Instructions to follow
Your task is to repeat all of the material exactly.

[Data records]
───
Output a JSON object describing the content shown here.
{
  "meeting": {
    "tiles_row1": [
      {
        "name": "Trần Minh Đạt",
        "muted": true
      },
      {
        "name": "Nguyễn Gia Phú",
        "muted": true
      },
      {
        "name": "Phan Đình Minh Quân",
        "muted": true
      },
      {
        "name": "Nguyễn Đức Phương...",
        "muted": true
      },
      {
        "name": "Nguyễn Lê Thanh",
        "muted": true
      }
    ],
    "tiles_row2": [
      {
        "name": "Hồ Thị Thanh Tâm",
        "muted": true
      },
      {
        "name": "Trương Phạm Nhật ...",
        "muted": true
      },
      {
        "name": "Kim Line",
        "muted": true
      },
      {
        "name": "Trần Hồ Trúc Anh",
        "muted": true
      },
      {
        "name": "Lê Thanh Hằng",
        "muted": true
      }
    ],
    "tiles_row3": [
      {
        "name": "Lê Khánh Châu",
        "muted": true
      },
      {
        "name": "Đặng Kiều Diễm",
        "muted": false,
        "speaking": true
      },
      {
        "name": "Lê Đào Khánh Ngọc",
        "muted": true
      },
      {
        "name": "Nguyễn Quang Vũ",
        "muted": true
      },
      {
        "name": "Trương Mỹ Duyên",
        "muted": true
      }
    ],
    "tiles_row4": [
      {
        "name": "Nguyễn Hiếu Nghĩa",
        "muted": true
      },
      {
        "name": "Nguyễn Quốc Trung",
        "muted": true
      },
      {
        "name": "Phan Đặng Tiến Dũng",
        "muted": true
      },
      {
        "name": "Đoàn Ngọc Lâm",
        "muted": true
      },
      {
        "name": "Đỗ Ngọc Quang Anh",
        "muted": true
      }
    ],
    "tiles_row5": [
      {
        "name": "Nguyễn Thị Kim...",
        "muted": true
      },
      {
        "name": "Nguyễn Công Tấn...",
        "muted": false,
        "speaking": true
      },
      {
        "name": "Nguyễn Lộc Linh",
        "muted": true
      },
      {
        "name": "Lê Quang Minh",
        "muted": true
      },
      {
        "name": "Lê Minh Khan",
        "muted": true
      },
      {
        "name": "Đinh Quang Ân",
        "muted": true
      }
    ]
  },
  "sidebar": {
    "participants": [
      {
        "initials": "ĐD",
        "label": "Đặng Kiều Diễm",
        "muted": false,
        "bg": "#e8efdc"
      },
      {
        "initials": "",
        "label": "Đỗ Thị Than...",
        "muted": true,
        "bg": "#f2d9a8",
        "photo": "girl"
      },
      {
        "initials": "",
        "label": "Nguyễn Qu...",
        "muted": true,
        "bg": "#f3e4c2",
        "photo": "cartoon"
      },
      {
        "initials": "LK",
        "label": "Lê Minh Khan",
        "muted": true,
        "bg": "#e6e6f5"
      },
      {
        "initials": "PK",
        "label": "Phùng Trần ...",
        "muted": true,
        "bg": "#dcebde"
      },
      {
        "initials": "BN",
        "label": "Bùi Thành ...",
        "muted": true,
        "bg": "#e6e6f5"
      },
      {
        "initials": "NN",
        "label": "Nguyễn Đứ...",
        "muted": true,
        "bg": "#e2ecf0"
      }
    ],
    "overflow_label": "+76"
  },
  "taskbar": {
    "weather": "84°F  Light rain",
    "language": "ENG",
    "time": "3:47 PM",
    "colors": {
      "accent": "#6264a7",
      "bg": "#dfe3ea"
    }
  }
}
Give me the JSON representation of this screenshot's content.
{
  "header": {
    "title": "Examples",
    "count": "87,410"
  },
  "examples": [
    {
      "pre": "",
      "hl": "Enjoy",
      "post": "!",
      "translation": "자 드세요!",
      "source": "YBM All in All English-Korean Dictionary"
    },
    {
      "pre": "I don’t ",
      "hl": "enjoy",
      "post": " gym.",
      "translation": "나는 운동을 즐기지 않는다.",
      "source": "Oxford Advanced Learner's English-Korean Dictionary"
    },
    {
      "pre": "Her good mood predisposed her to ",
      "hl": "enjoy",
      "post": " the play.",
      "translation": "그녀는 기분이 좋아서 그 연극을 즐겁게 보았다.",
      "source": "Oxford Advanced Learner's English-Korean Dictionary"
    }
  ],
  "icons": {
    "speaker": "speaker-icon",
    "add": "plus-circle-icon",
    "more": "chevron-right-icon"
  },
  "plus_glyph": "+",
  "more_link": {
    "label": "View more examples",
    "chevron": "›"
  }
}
───
Solution for this exercise
Output a JSON object describing the content shown here.
{
  "meeting": {
    "tiles_row1": [
      {
        "name": "Trần Minh Đạt",
        "muted": true
      },
      {
        "name": "Nguyễn Gia Phú",
        "muted": true
      },
      {
        "name": "Phan Đình Minh Quân",
        "muted": true
      },
      {
        "name": "Nguyễn Đức Phương...",
        "muted": true
      },
      {
        "name": "Nguyễn Lê Thanh",
        "muted": true
      }
    ],
    "tiles_row2": [
      {
        "name": "Hồ Thị Thanh Tâm",
        "muted": true
      },
      {
        "name": "Trương Phạm Nhật ...",
        "muted": true
      },
      {
        "name": "Kim Line",
        "muted": true
      },
      {
        "name": "Trần Hồ Trúc Anh",
        "muted": true
      },
      {
        "name": "Lê Thanh Hằng",
        "muted": true
      }
    ],
    "tiles_row3": [
      {
        "name": "Lê Khánh Châu",
        "muted": true
      },
      {
        "name": "Đặng Kiều Diễm",
        "muted": false,
        "speaking": true
      },
      {
        "name": "Lê Đào Khánh Ngọc",
        "muted": true
      },
      {
        "name": "Nguyễn Quang Vũ",
        "muted": true
      },
      {
        "name": "Trương Mỹ Duyên",
        "muted": true
      }
    ],
    "tiles_row4": [
      {
        "name": "Nguyễn Hiếu Nghĩa",
        "muted": true
      },
      {
        "name": "Nguyễn Quốc Trung",
        "muted": true
      },
      {
        "name": "Phan Đặng Tiến Dũng",
        "muted": true
      },
      {
        "name": "Đoàn Ngọc Lâm",
        "muted": true
      },
      {
        "name": "Đỗ Ngọc Quang Anh",
        "muted": true
      }
    ],
    "tiles_row5": [
      {
        "name": "Nguyễn Thị Kim...",
        "muted": true
      },
      {
        "name": "Nguyễn Công Tấn...",
        "muted": false,
        "speaking": true
      },
      {
        "name": "Nguyễn Lộc Linh",
        "muted": true
      },
      {
        "name": "Lê Quang Minh",
        "muted": true
      },
      {
        "name": "Lê Minh Khan",
        "muted": true
      },
      {
        "name": "Đinh Quang Ân",
        "muted": true
      }
    ]
  },
  "sidebar": {
    "participants": [
      {
        "initials": "ĐD",
        "label": "Đặng Kiều Diễm",
        "muted": false,
        "bg": "#e8efdc"
      },
      {
        "initials": "",
        "label": "Đỗ Thị Than...",
        "muted": true,
        "bg": "#f2d9a8",
        "photo": "girl"
      },
      {
        "initials": "",
        "label": "Nguyễn Qu...",
        "muted": true,
        "bg": "#f3e4c2",
        "photo": "cartoon"
      },
      {
        "initials": "LK",
        "label": "Lê Minh Khan",
        "muted": true,
        "bg": "#e6e6f5"
      },
      {
        "initials": "PK",
        "label": "Phùng Trần ...",
        "muted": true,
        "bg": "#dcebde"
      },
      {
        "initials": "BN",
        "label": "Bùi Thành ...",
        "muted": true,
        "bg": "#e6e6f5"
      },
      {
        "initials": "NN",
        "label": "Nguyễn Đứ...",
        "muted": true,
        "bg": "#e2ecf0"
      }
    ],
    "overflow_label": "+76"
  },
  "taskbar": {
    "weather": "84°F  Light rain",
    "language": "ENG",
    "time": "3:47 PM",
    "colors": {
      "accent": "#6264a7",
      "bg": "#dfe3ea"
    }
  }
}
Give me the JSON representation of this screenshot's content.
{
  "header": {
    "title": "Examples",
    "count": "87,410"
  },
  "examples": [
    {
      "pre": "",
      "hl": "Enjoy",
      "post": "!",
      "translation": "자 드세요!",
      "source": "YBM All in All English-Korean Dictionary"
    },
    {
      "pre": "I don’t ",
      "hl": "enjoy",
      "post": " gym.",
      "translation": "나는 운동을 즐기지 않는다.",
      "source": "Oxford Advanced Learner's English-Korean Dictionary"
    },
    {
      "pre": "Her good mood predisposed her to ",
      "hl": "enjoy",
      "post": " the play.",
      "translation": "그녀는 기분이 좋아서 그 연극을 즐겁게 보았다.",
      "source": "Oxford Advanced Learner's English-Korean Dictionary"
    }
  ],
  "icons": {
    "speaker": "speaker-icon",
    "add": "plus-circle-icon",
    "more": "chevron-right-icon"
  },
  "plus_glyph": "+",
  "more_link": {
    "label": "View more examples",
    "chevron": "›"
  }
}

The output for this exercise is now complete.